● **DESCRIPTION OF THE TASK**:
Extract each line from the entries below that contains the string "section".

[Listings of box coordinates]
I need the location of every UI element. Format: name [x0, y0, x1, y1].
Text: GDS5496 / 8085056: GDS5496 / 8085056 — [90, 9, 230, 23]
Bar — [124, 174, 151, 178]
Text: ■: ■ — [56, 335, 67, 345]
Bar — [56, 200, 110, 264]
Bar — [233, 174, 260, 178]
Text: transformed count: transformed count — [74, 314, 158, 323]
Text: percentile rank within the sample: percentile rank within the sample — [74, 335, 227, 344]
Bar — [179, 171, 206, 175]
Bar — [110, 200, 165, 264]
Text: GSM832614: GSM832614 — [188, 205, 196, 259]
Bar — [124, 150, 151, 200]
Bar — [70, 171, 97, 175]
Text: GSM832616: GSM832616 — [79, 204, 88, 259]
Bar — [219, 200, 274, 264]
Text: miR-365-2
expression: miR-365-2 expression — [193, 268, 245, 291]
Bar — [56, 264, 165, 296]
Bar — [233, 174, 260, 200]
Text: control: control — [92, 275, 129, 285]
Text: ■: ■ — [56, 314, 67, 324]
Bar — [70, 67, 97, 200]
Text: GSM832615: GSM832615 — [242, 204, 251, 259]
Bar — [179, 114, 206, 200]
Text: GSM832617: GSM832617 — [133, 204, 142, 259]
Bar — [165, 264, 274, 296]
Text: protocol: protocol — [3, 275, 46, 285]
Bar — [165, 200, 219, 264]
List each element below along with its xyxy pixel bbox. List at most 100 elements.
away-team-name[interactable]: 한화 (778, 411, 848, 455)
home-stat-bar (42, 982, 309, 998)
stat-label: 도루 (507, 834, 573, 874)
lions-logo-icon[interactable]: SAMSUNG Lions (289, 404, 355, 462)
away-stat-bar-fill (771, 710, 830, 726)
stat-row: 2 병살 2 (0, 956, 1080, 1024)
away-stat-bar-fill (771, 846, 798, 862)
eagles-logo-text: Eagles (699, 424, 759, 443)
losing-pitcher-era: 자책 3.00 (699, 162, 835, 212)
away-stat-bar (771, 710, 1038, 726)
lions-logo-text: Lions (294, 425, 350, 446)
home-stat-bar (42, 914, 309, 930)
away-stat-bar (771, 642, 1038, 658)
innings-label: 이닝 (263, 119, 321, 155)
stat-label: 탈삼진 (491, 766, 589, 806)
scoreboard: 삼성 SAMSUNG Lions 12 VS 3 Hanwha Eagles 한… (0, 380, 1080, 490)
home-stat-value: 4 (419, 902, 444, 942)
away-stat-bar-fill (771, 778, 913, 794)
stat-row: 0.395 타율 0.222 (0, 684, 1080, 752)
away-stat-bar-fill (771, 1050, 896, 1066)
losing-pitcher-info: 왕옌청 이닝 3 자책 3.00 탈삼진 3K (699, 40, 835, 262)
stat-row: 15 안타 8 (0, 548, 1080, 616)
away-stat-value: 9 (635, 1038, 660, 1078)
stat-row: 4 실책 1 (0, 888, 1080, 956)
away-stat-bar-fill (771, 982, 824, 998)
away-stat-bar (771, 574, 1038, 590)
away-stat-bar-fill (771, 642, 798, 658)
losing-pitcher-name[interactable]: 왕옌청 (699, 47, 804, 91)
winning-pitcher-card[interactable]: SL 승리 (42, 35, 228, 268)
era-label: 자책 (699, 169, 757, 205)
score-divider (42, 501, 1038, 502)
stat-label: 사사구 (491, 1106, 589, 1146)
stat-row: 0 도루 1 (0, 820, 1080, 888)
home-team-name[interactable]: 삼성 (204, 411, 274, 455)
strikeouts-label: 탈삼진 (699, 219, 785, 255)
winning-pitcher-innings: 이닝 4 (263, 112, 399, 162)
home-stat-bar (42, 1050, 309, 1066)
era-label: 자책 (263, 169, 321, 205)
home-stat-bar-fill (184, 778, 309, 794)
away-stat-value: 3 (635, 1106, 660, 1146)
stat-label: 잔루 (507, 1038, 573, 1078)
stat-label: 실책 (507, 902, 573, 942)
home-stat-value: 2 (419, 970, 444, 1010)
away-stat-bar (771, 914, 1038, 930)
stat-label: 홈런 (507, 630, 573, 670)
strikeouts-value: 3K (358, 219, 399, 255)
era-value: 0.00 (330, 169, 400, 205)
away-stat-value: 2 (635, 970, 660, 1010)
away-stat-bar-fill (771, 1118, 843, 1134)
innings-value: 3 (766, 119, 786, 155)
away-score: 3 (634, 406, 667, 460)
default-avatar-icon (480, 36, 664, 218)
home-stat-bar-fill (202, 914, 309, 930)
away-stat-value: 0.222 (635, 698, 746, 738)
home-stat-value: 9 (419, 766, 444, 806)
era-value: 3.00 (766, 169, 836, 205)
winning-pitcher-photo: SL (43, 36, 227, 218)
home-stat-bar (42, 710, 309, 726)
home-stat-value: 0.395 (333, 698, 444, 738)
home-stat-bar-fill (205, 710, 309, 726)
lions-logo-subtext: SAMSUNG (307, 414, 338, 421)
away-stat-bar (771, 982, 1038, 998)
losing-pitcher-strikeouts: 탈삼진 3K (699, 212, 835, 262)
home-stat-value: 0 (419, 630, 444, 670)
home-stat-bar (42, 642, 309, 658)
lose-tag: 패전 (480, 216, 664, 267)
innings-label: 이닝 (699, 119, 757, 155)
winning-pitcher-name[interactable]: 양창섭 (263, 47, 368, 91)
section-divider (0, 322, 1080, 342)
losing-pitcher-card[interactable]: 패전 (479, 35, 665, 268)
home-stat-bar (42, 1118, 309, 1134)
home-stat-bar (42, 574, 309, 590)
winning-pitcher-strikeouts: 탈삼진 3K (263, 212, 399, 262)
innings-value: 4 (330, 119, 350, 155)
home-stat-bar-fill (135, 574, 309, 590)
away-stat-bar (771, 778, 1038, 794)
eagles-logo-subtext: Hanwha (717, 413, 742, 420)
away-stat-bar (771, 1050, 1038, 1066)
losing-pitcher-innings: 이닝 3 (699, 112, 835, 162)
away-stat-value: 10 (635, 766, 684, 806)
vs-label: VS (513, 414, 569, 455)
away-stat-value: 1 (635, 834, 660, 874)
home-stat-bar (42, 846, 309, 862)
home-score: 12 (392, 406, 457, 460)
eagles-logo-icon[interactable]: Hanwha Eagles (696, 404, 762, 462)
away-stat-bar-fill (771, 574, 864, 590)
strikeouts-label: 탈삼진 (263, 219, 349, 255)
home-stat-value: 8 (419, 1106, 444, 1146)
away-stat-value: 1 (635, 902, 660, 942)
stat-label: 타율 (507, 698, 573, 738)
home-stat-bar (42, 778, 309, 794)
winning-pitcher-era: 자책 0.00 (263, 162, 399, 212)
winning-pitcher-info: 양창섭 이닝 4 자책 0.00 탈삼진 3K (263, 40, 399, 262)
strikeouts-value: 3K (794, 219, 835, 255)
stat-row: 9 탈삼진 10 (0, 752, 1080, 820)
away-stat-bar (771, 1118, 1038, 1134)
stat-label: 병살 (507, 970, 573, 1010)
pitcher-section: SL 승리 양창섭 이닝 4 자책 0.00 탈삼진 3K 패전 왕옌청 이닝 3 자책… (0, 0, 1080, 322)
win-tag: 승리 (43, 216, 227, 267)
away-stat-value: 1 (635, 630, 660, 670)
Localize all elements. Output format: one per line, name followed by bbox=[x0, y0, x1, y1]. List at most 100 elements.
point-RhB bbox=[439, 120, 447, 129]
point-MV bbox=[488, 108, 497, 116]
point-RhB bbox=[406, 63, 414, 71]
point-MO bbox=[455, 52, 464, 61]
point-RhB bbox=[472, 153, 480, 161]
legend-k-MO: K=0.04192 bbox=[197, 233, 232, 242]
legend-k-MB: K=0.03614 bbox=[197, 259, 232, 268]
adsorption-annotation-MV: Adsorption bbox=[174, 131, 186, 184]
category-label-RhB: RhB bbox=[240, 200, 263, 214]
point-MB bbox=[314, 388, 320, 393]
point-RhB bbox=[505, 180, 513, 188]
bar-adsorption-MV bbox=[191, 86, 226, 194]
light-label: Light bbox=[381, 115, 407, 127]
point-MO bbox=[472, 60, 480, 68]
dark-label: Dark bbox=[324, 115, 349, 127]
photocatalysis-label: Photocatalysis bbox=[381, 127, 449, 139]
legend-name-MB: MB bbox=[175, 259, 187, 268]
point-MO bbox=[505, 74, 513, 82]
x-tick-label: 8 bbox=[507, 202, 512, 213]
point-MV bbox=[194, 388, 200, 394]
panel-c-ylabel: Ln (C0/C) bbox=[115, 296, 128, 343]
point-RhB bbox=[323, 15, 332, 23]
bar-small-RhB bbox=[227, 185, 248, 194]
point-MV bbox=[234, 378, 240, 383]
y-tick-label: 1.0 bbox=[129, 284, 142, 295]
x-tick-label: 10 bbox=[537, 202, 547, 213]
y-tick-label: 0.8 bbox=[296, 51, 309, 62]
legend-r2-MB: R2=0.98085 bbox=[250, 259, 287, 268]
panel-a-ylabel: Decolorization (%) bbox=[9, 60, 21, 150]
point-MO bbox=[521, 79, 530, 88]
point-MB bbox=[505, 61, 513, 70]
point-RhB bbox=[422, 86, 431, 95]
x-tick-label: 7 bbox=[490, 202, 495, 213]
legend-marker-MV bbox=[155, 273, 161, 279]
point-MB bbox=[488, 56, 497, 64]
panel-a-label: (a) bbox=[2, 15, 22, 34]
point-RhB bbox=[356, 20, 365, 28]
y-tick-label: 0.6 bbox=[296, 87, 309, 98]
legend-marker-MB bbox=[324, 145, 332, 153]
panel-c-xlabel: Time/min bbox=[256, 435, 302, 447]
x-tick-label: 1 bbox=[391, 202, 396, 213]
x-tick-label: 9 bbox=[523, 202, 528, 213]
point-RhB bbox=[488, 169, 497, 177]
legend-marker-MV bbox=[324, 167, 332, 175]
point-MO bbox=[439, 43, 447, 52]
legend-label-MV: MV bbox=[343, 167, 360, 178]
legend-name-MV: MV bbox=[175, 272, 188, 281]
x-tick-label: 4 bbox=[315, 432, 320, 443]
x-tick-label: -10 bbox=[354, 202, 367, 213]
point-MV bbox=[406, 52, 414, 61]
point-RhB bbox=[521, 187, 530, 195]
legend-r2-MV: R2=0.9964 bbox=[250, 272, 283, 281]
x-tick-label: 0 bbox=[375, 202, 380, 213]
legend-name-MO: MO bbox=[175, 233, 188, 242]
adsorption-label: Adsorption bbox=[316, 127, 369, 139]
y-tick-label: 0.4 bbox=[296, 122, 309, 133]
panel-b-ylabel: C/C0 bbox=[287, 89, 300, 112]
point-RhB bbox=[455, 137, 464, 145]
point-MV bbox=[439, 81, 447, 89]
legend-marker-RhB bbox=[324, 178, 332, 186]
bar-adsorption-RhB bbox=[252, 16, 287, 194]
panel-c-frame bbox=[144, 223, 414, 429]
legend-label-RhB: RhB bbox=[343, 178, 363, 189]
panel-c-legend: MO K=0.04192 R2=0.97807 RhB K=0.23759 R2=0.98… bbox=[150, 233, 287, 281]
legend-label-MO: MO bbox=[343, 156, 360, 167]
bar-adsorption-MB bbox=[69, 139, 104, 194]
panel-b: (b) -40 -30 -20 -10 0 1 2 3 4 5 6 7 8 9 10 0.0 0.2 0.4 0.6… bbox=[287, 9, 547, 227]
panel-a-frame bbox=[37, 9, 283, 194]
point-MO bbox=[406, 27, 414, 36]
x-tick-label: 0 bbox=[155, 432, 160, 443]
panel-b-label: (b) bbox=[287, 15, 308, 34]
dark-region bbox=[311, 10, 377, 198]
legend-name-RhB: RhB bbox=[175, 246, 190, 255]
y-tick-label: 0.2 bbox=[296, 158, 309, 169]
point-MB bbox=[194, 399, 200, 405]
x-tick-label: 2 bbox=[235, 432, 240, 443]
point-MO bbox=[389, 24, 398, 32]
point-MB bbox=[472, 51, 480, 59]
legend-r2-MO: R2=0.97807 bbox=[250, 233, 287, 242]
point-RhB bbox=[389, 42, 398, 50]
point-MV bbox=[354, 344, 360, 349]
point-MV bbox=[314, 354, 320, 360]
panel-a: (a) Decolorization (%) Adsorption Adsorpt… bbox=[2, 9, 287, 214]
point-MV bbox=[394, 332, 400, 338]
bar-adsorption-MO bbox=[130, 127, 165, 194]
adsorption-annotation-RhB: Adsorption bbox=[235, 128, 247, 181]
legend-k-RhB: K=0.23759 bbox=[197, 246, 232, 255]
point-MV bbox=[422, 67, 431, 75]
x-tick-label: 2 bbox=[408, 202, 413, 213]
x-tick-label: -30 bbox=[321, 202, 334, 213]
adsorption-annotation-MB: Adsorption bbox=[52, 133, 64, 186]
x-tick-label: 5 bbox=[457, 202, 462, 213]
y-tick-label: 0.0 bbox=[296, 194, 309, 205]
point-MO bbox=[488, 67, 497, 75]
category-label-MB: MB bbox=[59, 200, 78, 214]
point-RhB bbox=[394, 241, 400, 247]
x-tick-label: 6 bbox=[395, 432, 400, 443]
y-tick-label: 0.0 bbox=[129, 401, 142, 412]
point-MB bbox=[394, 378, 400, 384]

● **EXERCISE SOLUTION**:
section-divider (0, 322, 1080, 342)
pitcher-section: SL 승리 양창섭 이닝 4 자책 0.00 탈삼진 3K 패전 왕옌청 이닝 3 자책… (0, 0, 1080, 322)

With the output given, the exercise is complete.